WHAT YOU WILL DO
Output all entries verbatim. Skip pictures.

Extracted records
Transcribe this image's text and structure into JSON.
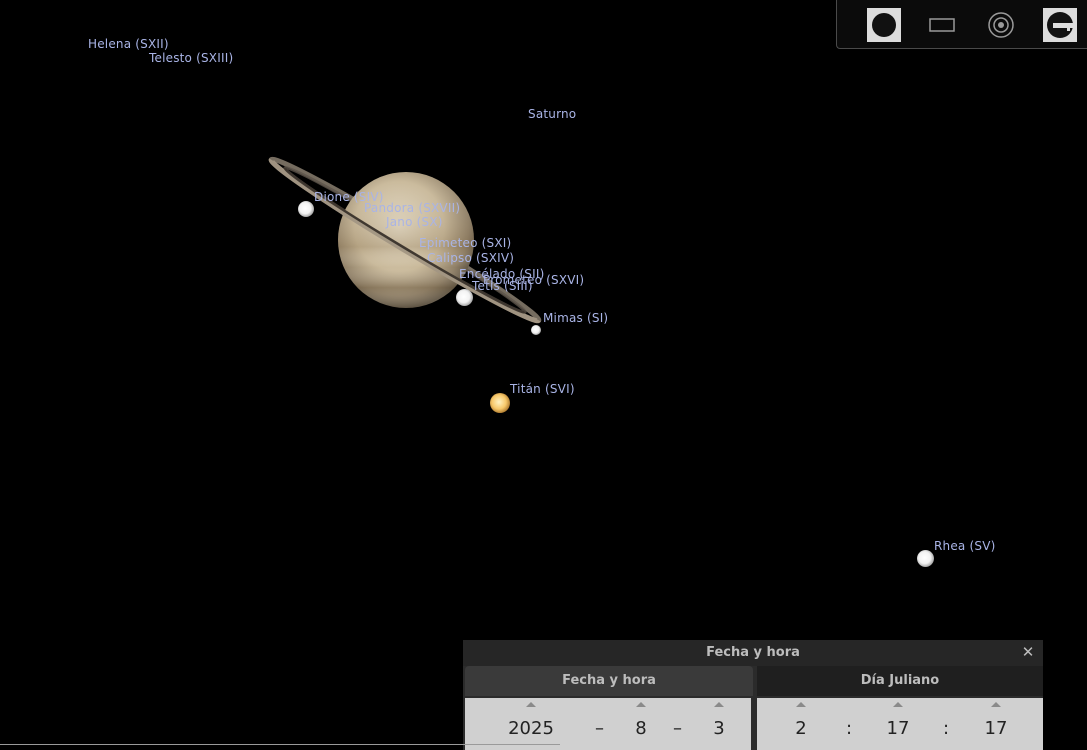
{
  "sky": {
    "planet_label": "Saturno",
    "labels": {
      "helena": "Helena (SXII)",
      "telesto": "Telesto (SXIII)",
      "dione": "Dione (SIV)",
      "pandora": "Pandora (SXVII)",
      "jano": "Jano (SX)",
      "epimeteo": "Epimeteo (SXI)",
      "calipso": "Calipso (SXIV)",
      "encelado": "Encélado (SII)",
      "prometeo": "Prometeo (SXVI)",
      "tetis": "Tetis (SIII)",
      "mimas": "Mimas (SI)",
      "titan": "Titán (SVI)",
      "rhea": "Rhea (SV)"
    },
    "label_color": "#a9b4e6"
  },
  "toolbar": {
    "buttons": [
      {
        "icon": "filled-circle-icon",
        "active": true
      },
      {
        "icon": "rectangle-icon",
        "active": false
      },
      {
        "icon": "target-icon",
        "active": false
      },
      {
        "icon": "key-icon",
        "active": true
      }
    ]
  },
  "datetime_panel": {
    "title": "Fecha y hora",
    "close_icon": "close-icon",
    "tabs": [
      "Fecha y hora",
      "Día Juliano"
    ],
    "date": {
      "year": "2025",
      "month": "8",
      "day": "3",
      "separator": "–"
    },
    "time": {
      "hour": "2",
      "minute": "17",
      "second": "17",
      "separator": ":"
    }
  }
}
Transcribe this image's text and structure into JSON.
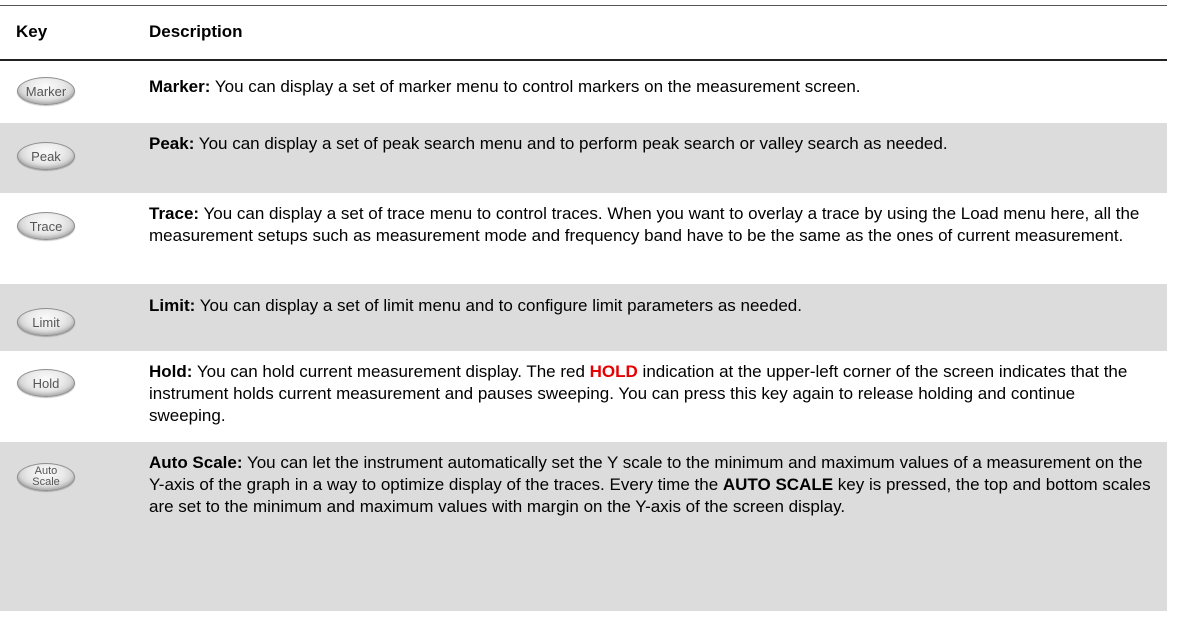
{
  "header": {
    "key": "Key",
    "description": "Description"
  },
  "rows": [
    {
      "key_label": "Marker",
      "title": "Marker:",
      "text": " You can display a set of marker menu to control markers on the measurement screen."
    },
    {
      "key_label": "Peak",
      "title": "Peak:",
      "text": " You can display a set of peak search menu and to perform peak search or valley search as needed."
    },
    {
      "key_label": "Trace",
      "title": "Trace:",
      "text": " You can display a set of trace menu to control traces. When you want to overlay a trace by using the Load menu here, all the measurement setups such as measurement mode and frequency band have to be the same as the ones of current measurement."
    },
    {
      "key_label": "Limit",
      "title": "Limit:",
      "text": " You can display a set of limit menu and to configure limit parameters as needed."
    },
    {
      "key_label": "Hold",
      "title": "Hold:",
      "text_a": " You can hold current measurement display. The red ",
      "highlight": "HOLD",
      "text_b": " indication at the upper-left corner of the screen indicates that the instrument holds current measurement and pauses sweeping. You can press this key again to release holding and continue sweeping."
    },
    {
      "key_label_line1": "Auto",
      "key_label_line2": "Scale",
      "title": "Auto Scale:",
      "text_a": " You can let the instrument automatically set the Y scale to the minimum and maximum values of a measurement on the Y-axis of the graph in a way to optimize display of the traces. Every time the ",
      "bold_inline": "AUTO SCALE",
      "text_b": " key is pressed, the top and bottom scales are set to the minimum and maximum values with margin on the Y-axis of the screen display."
    }
  ],
  "colors": {
    "shade": "#dcdcdc",
    "highlight_red": "#e60000"
  }
}
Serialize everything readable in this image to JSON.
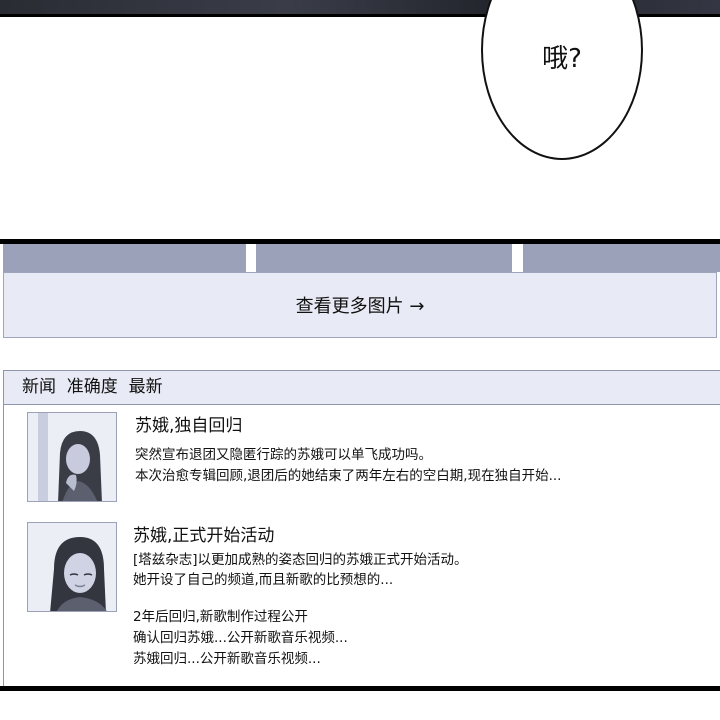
{
  "bubble": {
    "text": "哦?"
  },
  "gallery": {
    "more_label": "查看更多图片 →"
  },
  "news": {
    "header": "新闻  准确度  最新",
    "items": [
      {
        "title": "苏娥,独自回归",
        "lines": [
          "突然宣布退团又隐匿行踪的苏娥可以单飞成功吗。",
          "本次治愈专辑回顾,退团后的她结束了两年左右的空白期,现在独自开始..."
        ]
      },
      {
        "title": "苏娥,正式开始活动",
        "lines": [
          "[塔兹杂志]以更加成熟的姿态回归的苏娥正式开始活动。",
          "她开设了自己的频道,而且新歌的比预想的..."
        ],
        "related": [
          "2年后回归,新歌制作过程公开",
          "确认回归苏娥...公开新歌音乐视频...",
          "苏娥回归...公开新歌音乐视频..."
        ]
      }
    ]
  }
}
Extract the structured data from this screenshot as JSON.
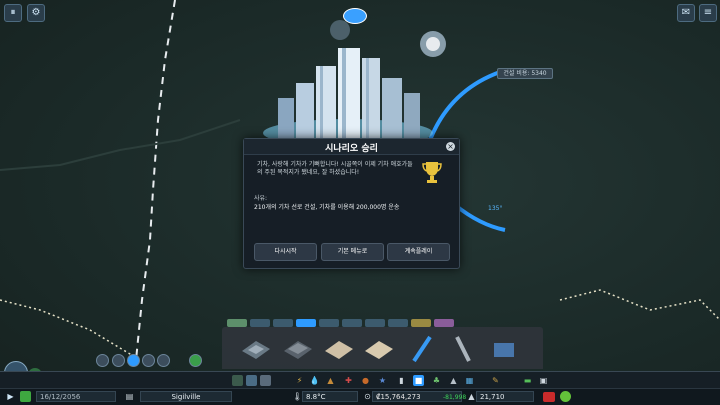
{
  "overlay": {
    "distance_label": "건설 비용: 5340",
    "angle_label": "135°"
  },
  "dialog": {
    "title": "시나리오 승리",
    "message": "기차, 사랑해 기차가 기뻐합니다! 시골쪽이 이제 기차 애호가들의 주된 목적지가 됐네요, 잘 하셨습니다!",
    "reason_label": "사유:",
    "reason_text": "210개의 기차 선로 건설, 기차를 이용해 200,000명 운송",
    "buttons": {
      "restart": "다시시작",
      "main_menu": "기본 메뉴로",
      "continue": "계속플레이"
    }
  },
  "status": {
    "date": "16/12/2056",
    "city_name": "Sigilville",
    "temperature": "8.8°C",
    "money": "₡15,764,273",
    "income": "-81,998",
    "population": "21,710",
    "level": "5"
  },
  "colors": {
    "accent": "#2e9bff",
    "money_income_positive": "#3ed65a",
    "background": "#1d2e2c"
  },
  "icons": {
    "top_left": [
      "pause-icon",
      "unlock-icon"
    ],
    "top_right": "chirper-icon",
    "trophy": "trophy-icon"
  }
}
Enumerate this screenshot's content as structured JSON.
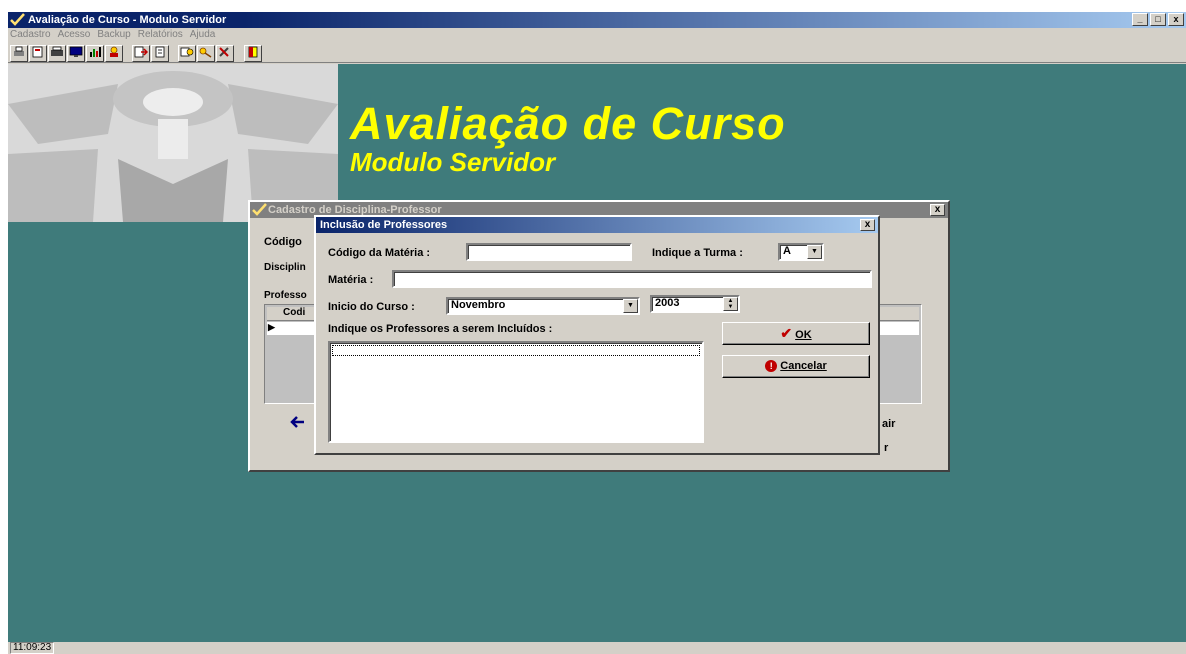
{
  "app": {
    "title": "Avaliação de Curso - Modulo Servidor",
    "menu": [
      "Cadastro",
      "Acesso",
      "Backup",
      "Relatórios",
      "Ajuda"
    ],
    "window_buttons": [
      "_",
      "□",
      "x"
    ],
    "hero_title": "Avaliação de Curso",
    "hero_subtitle": "Modulo Servidor",
    "clock": "11:09:23",
    "colors": {
      "desktop": "#3f7b7b",
      "title_accent": "#ffff00",
      "titlebar": "#0a246a"
    }
  },
  "toolbar": {
    "icons": [
      "printer-icon",
      "report-icon",
      "print-preview-icon",
      "monitor-icon",
      "chart-icon",
      "users-icon",
      "import-icon",
      "document-icon",
      "stats-icon",
      "key-icon",
      "tools-icon",
      "exit-door-icon"
    ]
  },
  "dialog_disciplina": {
    "title": "Cadastro de Disciplina-Professor",
    "close": "x",
    "codigo_label": "Código",
    "disciplina_label": "Disciplin",
    "professores_label": "Professo",
    "grid_col_label": "Codi",
    "row_marker": "▶",
    "sair_label": "air",
    "r_label": "r"
  },
  "dialog_inclusao": {
    "title": "Inclusão de Professores",
    "close": "x",
    "codigo_materia_label": "Código da Matéria :",
    "codigo_materia_value": "",
    "turma_label": "Indique a Turma :",
    "turma_value": "A",
    "materia_label": "Matéria :",
    "materia_value": "",
    "inicio_label": "Inicio do Curso :",
    "mes_value": "Novembro",
    "ano_value": "2003",
    "professores_label": "Indique os Professores a serem Incluídos :",
    "ok_label": "OK",
    "cancelar_label": "Cancelar"
  }
}
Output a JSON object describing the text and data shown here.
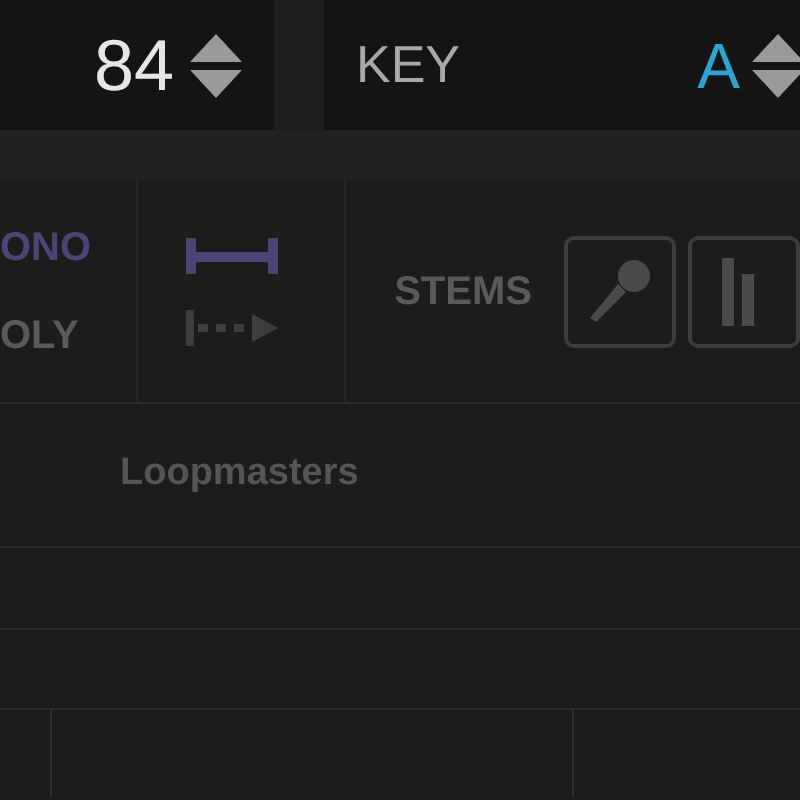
{
  "tempo": {
    "value": "84"
  },
  "key": {
    "label": "KEY",
    "value": "A"
  },
  "voice_modes": [
    {
      "label": "ONO",
      "selected": true
    },
    {
      "label": "OLY",
      "selected": false
    }
  ],
  "play_modes": [
    {
      "kind": "range",
      "selected": true
    },
    {
      "kind": "arrow",
      "selected": false
    }
  ],
  "stems": {
    "label": "STEMS",
    "buttons": [
      {
        "kind": "mic"
      },
      {
        "kind": "bars"
      }
    ]
  },
  "library": {
    "label": "Loopmasters"
  }
}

SOLVED EXERCISE
Transcribe this image's text and structure into JSON.
{
  "sky": {
    "planet_label": "Saturno",
    "labels": {
      "helena": "Helena (SXII)",
      "telesto": "Telesto (SXIII)",
      "dione": "Dione (SIV)",
      "pandora": "Pandora (SXVII)",
      "jano": "Jano (SX)",
      "epimeteo": "Epimeteo (SXI)",
      "calipso": "Calipso (SXIV)",
      "encelado": "Encélado (SII)",
      "prometeo": "Prometeo (SXVI)",
      "tetis": "Tetis (SIII)",
      "mimas": "Mimas (SI)",
      "titan": "Titán (SVI)",
      "rhea": "Rhea (SV)"
    },
    "label_color": "#a9b4e6"
  },
  "toolbar": {
    "buttons": [
      {
        "icon": "filled-circle-icon",
        "active": true
      },
      {
        "icon": "rectangle-icon",
        "active": false
      },
      {
        "icon": "target-icon",
        "active": false
      },
      {
        "icon": "key-icon",
        "active": true
      }
    ]
  },
  "datetime_panel": {
    "title": "Fecha y hora",
    "close_icon": "close-icon",
    "tabs": [
      "Fecha y hora",
      "Día Juliano"
    ],
    "date": {
      "year": "2025",
      "month": "8",
      "day": "3",
      "separator": "–"
    },
    "time": {
      "hour": "2",
      "minute": "17",
      "second": "17",
      "separator": ":"
    }
  }
}
Transcribe this image's text and structure into JSON.
{
  "header": {
    "key": "Key",
    "description": "Description"
  },
  "rows": [
    {
      "key_label": "Marker",
      "title": "Marker:",
      "text": " You can display a set of marker menu to control markers on the measurement screen."
    },
    {
      "key_label": "Peak",
      "title": "Peak:",
      "text": " You can display a set of peak search menu and to perform peak search or valley search as needed."
    },
    {
      "key_label": "Trace",
      "title": "Trace:",
      "text": " You can display a set of trace menu to control traces. When you want to overlay a trace by using the Load menu here, all the measurement setups such as measurement mode and frequency band have to be the same as the ones of current measurement."
    },
    {
      "key_label": "Limit",
      "title": "Limit:",
      "text": " You can display a set of limit menu and to configure limit parameters as needed."
    },
    {
      "key_label": "Hold",
      "title": "Hold:",
      "text_a": " You can hold current measurement display. The red ",
      "highlight": "HOLD",
      "text_b": " indication at the upper-left corner of the screen indicates that the instrument holds current measurement and pauses sweeping. You can press this key again to release holding and continue sweeping."
    },
    {
      "key_label_line1": "Auto",
      "key_label_line2": "Scale",
      "title": "Auto Scale:",
      "text_a": " You can let the instrument automatically set the Y scale to the minimum and maximum values of a measurement on the Y-axis of the graph in a way to optimize display of the traces. Every time the ",
      "bold_inline": "AUTO SCALE",
      "text_b": " key is pressed, the top and bottom scales are set to the minimum and maximum values with margin on the Y-axis of the screen display."
    }
  ],
  "colors": {
    "shade": "#dcdcdc",
    "highlight_red": "#e60000"
  }
}
Serialize everything readable in this image to JSON.
{
  "bubble": {
    "text": "哦?"
  },
  "gallery": {
    "more_label": "查看更多图片 →"
  },
  "news": {
    "header": "新闻  准确度  最新",
    "items": [
      {
        "title": "苏娥,独自回归",
        "lines": [
          "突然宣布退团又隐匿行踪的苏娥可以单飞成功吗。",
          "本次治愈专辑回顾,退团后的她结束了两年左右的空白期,现在独自开始..."
        ]
      },
      {
        "title": "苏娥,正式开始活动",
        "lines": [
          "[塔兹杂志]以更加成熟的姿态回归的苏娥正式开始活动。",
          "她开设了自己的频道,而且新歌的比预想的..."
        ],
        "related": [
          "2年后回归,新歌制作过程公开",
          "确认回归苏娥...公开新歌音乐视频...",
          "苏娥回归...公开新歌音乐视频..."
        ]
      }
    ]
  }
}
Extract the structured data from this screenshot as JSON.
{
  "overlay": {
    "distance_label": "건설 비용: 5340",
    "angle_label": "135°"
  },
  "dialog": {
    "title": "시나리오 승리",
    "message": "기차, 사랑해 기차가 기뻐합니다! 시골쪽이 이제 기차 애호가들의 주된 목적지가 됐네요, 잘 하셨습니다!",
    "reason_label": "사유:",
    "reason_text": "210개의 기차 선로 건설, 기차를 이용해 200,000명 운송",
    "buttons": {
      "restart": "다시시작",
      "main_menu": "기본 메뉴로",
      "continue": "계속플레이"
    }
  },
  "status": {
    "date": "16/12/2056",
    "city_name": "Sigilville",
    "temperature": "8.8°C",
    "money": "₡15,764,273",
    "income": "-81,998",
    "population": "21,710",
    "level": "5"
  },
  "colors": {
    "accent": "#2e9bff",
    "money_income_positive": "#3ed65a",
    "background": "#1d2e2c"
  },
  "icons": {
    "top_left": [
      "pause-icon",
      "unlock-icon"
    ],
    "top_right": "chirper-icon",
    "trophy": "trophy-icon"
  }
}
Enumerate this screenshot's content as structured JSON.
{
  "app": {
    "title": "Avaliação de Curso - Modulo Servidor",
    "menu": [
      "Cadastro",
      "Acesso",
      "Backup",
      "Relatórios",
      "Ajuda"
    ],
    "window_buttons": [
      "_",
      "□",
      "x"
    ],
    "hero_title": "Avaliação de Curso",
    "hero_subtitle": "Modulo Servidor",
    "clock": "11:09:23",
    "colors": {
      "desktop": "#3f7b7b",
      "title_accent": "#ffff00",
      "titlebar": "#0a246a"
    }
  },
  "toolbar": {
    "icons": [
      "printer-icon",
      "report-icon",
      "print-preview-icon",
      "monitor-icon",
      "chart-icon",
      "users-icon",
      "import-icon",
      "document-icon",
      "stats-icon",
      "key-icon",
      "tools-icon",
      "exit-door-icon"
    ]
  },
  "dialog_disciplina": {
    "title": "Cadastro de Disciplina-Professor",
    "close": "x",
    "codigo_label": "Código",
    "disciplina_label": "Disciplin",
    "professores_label": "Professo",
    "grid_col_label": "Codi",
    "row_marker": "▶",
    "sair_label": "air",
    "r_label": "r"
  },
  "dialog_inclusao": {
    "title": "Inclusão de Professores",
    "close": "x",
    "codigo_materia_label": "Código da Matéria :",
    "codigo_materia_value": "",
    "turma_label": "Indique a Turma :",
    "turma_value": "A",
    "materia_label": "Matéria :",
    "materia_value": "",
    "inicio_label": "Inicio do Curso :",
    "mes_value": "Novembro",
    "ano_value": "2003",
    "professores_label": "Indique os Professores a serem Incluídos :",
    "ok_label": "OK",
    "cancelar_label": "Cancelar"
  }
}
Output a JSON object describing the text and data shown here.
{
  "tempo": {
    "value": "84"
  },
  "key": {
    "label": "KEY",
    "value": "A"
  },
  "voice_modes": [
    {
      "label": "ONO",
      "selected": true
    },
    {
      "label": "OLY",
      "selected": false
    }
  ],
  "play_modes": [
    {
      "kind": "range",
      "selected": true
    },
    {
      "kind": "arrow",
      "selected": false
    }
  ],
  "stems": {
    "label": "STEMS",
    "buttons": [
      {
        "kind": "mic"
      },
      {
        "kind": "bars"
      }
    ]
  },
  "library": {
    "label": "Loopmasters"
  }
}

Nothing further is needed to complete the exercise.